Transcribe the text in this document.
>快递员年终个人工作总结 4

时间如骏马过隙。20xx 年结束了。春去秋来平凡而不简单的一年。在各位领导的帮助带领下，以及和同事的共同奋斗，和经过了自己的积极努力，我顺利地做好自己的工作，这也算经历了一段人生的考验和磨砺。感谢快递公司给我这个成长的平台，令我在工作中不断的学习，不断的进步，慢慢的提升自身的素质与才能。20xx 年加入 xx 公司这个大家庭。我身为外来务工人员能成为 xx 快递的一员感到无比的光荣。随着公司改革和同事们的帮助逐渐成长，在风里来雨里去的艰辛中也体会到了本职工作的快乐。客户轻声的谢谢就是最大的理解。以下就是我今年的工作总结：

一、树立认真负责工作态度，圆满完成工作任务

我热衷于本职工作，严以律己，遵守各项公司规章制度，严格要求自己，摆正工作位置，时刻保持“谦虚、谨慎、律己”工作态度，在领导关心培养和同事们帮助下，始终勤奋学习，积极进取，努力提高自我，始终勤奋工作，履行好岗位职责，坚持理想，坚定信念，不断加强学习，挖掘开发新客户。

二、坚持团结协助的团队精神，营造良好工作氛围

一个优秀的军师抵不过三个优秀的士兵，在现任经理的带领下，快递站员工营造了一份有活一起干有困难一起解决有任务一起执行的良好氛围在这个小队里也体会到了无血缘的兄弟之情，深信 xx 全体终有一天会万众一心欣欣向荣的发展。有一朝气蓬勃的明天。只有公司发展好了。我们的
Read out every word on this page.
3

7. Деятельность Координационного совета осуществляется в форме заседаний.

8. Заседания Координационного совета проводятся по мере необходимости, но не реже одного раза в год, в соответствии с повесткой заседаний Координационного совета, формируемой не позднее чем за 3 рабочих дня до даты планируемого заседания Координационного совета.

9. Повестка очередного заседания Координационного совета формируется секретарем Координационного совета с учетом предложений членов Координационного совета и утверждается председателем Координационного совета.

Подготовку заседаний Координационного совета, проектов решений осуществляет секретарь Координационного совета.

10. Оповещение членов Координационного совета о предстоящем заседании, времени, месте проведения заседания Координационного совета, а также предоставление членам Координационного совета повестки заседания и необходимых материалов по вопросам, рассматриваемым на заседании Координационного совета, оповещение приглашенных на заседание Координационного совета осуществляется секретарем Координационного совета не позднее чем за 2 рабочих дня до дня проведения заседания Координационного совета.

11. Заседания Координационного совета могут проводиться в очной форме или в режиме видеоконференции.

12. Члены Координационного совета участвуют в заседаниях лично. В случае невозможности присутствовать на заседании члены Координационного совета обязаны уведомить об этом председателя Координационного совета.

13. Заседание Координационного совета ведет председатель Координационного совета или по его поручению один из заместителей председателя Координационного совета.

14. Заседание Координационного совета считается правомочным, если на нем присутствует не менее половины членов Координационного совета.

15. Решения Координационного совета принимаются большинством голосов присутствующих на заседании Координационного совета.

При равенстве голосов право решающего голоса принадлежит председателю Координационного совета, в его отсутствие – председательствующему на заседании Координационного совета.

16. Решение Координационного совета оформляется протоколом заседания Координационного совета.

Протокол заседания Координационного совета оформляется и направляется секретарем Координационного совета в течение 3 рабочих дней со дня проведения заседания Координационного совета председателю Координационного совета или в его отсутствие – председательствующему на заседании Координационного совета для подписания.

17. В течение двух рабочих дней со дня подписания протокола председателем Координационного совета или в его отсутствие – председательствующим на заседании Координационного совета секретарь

+ + +

- [Requirements]:
Going through the entries above, tally each line that has the word "this". Answer with the number only.

- [Task response]:
2